▸ **EXCERPTED DATA**:
╭──

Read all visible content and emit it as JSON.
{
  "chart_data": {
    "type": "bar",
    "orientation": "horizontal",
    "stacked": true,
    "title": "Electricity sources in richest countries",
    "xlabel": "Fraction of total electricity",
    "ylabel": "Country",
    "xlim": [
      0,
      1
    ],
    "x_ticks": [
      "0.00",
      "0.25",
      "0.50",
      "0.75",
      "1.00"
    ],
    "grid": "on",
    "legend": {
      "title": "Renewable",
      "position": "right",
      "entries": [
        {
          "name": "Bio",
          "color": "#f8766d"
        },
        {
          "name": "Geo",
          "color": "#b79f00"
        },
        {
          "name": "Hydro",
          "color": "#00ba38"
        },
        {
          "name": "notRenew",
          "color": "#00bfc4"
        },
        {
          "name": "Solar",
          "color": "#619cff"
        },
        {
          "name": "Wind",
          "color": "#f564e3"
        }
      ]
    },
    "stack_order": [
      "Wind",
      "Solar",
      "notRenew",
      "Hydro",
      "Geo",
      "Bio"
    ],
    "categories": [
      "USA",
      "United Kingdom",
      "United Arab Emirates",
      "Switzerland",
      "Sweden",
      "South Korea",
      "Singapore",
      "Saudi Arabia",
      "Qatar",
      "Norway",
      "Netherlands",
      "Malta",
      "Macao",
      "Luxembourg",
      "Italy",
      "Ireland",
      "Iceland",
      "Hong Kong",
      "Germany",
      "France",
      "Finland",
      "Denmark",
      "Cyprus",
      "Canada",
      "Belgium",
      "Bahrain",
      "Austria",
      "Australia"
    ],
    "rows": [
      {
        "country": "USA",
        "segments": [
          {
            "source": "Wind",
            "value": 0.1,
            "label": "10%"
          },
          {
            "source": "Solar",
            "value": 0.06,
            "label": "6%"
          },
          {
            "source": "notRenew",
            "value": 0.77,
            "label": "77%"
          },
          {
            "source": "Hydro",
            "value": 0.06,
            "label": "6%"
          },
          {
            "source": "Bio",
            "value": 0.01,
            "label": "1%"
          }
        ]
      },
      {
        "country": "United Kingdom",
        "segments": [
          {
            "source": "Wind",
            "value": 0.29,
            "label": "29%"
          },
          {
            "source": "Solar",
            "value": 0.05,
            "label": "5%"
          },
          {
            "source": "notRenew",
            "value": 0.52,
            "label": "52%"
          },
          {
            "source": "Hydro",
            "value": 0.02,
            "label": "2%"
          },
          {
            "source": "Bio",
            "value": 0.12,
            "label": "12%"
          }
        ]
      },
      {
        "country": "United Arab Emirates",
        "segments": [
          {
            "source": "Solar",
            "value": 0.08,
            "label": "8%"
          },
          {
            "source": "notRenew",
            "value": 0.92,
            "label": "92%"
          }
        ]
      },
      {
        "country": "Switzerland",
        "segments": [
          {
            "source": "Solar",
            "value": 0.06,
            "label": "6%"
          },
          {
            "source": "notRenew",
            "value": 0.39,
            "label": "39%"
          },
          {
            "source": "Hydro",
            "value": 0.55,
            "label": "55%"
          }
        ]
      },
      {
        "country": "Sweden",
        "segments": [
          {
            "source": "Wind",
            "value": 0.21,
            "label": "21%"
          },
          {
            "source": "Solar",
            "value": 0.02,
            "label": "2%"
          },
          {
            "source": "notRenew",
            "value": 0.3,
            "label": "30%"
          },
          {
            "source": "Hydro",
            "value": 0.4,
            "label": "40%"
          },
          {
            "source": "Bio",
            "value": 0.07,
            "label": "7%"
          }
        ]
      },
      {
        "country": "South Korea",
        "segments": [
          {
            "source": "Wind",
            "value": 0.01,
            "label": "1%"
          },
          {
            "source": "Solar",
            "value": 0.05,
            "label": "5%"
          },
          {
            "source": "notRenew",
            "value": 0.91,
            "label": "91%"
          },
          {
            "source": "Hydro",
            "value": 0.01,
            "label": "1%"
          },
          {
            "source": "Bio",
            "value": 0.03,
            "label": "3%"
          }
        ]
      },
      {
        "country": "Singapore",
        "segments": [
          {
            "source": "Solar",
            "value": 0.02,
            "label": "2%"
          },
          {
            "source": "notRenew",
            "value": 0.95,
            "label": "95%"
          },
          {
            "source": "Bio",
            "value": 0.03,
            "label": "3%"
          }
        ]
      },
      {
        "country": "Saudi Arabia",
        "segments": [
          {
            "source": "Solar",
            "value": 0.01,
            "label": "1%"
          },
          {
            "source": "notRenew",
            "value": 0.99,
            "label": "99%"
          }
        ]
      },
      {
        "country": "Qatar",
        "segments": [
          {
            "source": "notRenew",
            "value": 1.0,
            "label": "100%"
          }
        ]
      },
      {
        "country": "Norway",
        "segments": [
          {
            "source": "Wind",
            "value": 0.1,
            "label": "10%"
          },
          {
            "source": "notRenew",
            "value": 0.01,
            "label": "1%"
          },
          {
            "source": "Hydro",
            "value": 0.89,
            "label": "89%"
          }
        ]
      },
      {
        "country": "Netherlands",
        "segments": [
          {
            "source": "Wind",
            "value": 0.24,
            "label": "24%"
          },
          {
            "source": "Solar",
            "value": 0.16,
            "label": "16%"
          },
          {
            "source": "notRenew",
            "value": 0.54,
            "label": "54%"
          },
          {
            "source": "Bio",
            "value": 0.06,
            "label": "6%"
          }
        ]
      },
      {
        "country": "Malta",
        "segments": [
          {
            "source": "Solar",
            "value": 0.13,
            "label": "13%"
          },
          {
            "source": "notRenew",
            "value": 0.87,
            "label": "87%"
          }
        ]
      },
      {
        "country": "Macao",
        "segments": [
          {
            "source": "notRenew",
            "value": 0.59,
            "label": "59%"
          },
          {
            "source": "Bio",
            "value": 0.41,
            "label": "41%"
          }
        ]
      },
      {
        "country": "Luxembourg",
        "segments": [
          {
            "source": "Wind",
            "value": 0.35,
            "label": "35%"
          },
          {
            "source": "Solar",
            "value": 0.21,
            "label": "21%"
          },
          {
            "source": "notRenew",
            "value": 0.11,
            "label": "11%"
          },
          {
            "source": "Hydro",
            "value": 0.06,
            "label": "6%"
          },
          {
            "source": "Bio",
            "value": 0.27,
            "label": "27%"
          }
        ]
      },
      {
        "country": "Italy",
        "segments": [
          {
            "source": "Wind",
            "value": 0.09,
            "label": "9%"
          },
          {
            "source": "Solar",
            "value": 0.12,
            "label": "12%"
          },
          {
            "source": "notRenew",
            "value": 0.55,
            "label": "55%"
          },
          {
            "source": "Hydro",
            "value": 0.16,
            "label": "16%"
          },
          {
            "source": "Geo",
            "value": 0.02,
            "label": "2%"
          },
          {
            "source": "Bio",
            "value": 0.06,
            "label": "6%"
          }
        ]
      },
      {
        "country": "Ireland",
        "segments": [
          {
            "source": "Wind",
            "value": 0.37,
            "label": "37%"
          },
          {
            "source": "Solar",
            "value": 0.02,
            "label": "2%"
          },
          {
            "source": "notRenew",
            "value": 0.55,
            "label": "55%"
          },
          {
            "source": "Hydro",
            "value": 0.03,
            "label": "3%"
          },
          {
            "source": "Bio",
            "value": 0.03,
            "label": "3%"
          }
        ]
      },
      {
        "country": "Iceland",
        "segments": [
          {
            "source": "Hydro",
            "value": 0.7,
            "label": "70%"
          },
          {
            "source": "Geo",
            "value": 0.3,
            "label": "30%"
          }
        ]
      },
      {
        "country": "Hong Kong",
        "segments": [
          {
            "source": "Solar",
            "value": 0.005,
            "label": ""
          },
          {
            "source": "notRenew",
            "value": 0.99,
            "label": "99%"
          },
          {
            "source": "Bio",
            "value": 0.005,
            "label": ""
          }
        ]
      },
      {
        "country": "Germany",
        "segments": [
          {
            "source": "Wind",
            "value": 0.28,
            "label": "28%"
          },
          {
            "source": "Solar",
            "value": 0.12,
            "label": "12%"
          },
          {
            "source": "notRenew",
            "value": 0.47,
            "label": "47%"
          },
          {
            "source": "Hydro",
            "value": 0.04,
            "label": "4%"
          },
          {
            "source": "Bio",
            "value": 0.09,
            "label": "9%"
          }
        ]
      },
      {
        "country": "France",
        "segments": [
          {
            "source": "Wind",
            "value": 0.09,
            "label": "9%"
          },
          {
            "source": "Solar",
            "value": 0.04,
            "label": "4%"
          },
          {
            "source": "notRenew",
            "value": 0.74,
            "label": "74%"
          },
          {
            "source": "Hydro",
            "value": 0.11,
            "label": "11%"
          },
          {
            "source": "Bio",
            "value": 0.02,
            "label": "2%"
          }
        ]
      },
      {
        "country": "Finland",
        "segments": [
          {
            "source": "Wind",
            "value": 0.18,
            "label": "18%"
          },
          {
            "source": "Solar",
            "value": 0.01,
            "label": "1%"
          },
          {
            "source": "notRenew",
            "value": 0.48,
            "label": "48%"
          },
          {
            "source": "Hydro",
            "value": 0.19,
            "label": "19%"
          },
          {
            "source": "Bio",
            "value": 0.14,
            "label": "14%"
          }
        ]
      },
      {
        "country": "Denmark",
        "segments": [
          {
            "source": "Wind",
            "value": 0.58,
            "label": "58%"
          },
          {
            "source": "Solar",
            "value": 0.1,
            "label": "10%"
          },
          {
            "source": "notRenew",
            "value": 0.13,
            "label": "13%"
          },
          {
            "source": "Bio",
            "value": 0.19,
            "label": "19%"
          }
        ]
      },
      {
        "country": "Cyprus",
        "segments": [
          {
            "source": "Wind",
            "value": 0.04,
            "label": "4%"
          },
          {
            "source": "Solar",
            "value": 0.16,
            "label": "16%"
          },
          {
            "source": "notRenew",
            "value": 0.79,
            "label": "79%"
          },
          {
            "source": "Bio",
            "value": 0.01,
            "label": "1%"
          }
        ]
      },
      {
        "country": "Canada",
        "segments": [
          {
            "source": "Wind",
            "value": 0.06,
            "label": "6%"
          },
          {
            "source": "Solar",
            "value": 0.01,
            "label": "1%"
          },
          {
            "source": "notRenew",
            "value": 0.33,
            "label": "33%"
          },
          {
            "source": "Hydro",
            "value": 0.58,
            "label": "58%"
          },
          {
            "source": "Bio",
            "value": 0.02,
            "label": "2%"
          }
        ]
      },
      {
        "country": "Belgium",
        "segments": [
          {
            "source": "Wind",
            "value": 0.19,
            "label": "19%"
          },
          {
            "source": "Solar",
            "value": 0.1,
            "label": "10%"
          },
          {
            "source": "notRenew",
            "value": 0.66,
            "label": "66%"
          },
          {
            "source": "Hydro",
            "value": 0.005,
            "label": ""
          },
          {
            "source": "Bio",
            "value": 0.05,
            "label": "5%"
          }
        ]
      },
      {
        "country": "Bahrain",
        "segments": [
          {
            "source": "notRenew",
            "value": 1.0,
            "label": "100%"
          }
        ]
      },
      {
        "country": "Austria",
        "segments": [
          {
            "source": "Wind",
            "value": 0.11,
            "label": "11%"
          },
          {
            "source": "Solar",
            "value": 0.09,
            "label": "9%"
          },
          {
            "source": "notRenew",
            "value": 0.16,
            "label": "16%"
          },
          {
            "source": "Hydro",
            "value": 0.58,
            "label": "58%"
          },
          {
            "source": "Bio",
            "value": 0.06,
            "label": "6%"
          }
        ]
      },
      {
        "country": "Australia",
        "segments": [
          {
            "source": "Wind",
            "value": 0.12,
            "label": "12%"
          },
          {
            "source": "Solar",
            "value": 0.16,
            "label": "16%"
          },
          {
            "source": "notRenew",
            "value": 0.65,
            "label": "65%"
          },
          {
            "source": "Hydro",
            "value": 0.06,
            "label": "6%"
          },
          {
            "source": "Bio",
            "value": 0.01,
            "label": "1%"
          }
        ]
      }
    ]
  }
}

╰──

▸ **STATED PROBLEM**: Work out how many lines in the records above contain the word "name", and give only that number.

▸ **SOLUTION TO THE EXERCISE**: 6